• _Work to be completed_
Retype each record below word for word. Leave the pictures out.

• _Dataset entries_
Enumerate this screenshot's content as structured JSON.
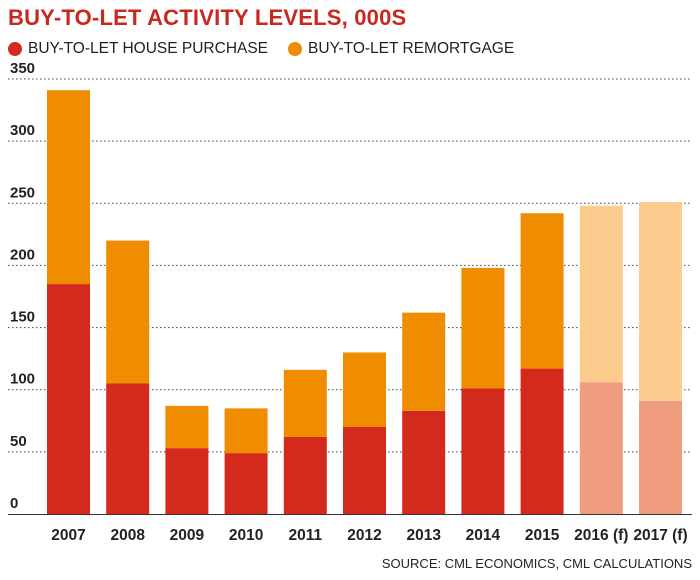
{
  "chart_data": {
    "type": "bar",
    "stacked": true,
    "title": "BUY-TO-LET ACTIVITY LEVELS, 000S",
    "source": "SOURCE: CML ECONOMICS, CML CALCULATIONS",
    "categories": [
      "2007",
      "2008",
      "2009",
      "2010",
      "2011",
      "2012",
      "2013",
      "2014",
      "2015",
      "2016 (f)",
      "2017 (f)"
    ],
    "forecast_categories": [
      "2016 (f)",
      "2017 (f)"
    ],
    "series": [
      {
        "name": "BUY-TO-LET HOUSE PURCHASE",
        "color": "#d42a1e",
        "forecast_color": "#ef9c7f",
        "values": [
          185,
          105,
          53,
          49,
          62,
          70,
          83,
          101,
          117,
          106,
          91
        ]
      },
      {
        "name": "BUY-TO-LET REMORTGAGE",
        "color": "#f08c00",
        "forecast_color": "#fccc8e",
        "values": [
          156,
          115,
          34,
          36,
          54,
          60,
          79,
          97,
          125,
          142,
          160
        ]
      }
    ],
    "yticks": [
      0,
      50,
      100,
      150,
      200,
      250,
      300,
      350
    ],
    "ylim": [
      0,
      350
    ],
    "grid": true,
    "legend_position": "top-left",
    "background_color": "#ffffff",
    "grid_color": "#444444"
  }
}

• _The result_
Enumerate this screenshot's content as structured JSON.
{
  "chart_data": {
    "type": "bar",
    "stacked": true,
    "title": "BUY-TO-LET ACTIVITY LEVELS, 000S",
    "source": "SOURCE: CML ECONOMICS, CML CALCULATIONS",
    "categories": [
      "2007",
      "2008",
      "2009",
      "2010",
      "2011",
      "2012",
      "2013",
      "2014",
      "2015",
      "2016 (f)",
      "2017 (f)"
    ],
    "forecast_categories": [
      "2016 (f)",
      "2017 (f)"
    ],
    "series": [
      {
        "name": "BUY-TO-LET HOUSE PURCHASE",
        "color": "#d42a1e",
        "forecast_color": "#ef9c7f",
        "values": [
          185,
          105,
          53,
          49,
          62,
          70,
          83,
          101,
          117,
          106,
          91
        ]
      },
      {
        "name": "BUY-TO-LET REMORTGAGE",
        "color": "#f08c00",
        "forecast_color": "#fccc8e",
        "values": [
          156,
          115,
          34,
          36,
          54,
          60,
          79,
          97,
          125,
          142,
          160
        ]
      }
    ],
    "yticks": [
      0,
      50,
      100,
      150,
      200,
      250,
      300,
      350
    ],
    "ylim": [
      0,
      350
    ],
    "grid": true,
    "legend_position": "top-left",
    "background_color": "#ffffff",
    "grid_color": "#444444"
  }
}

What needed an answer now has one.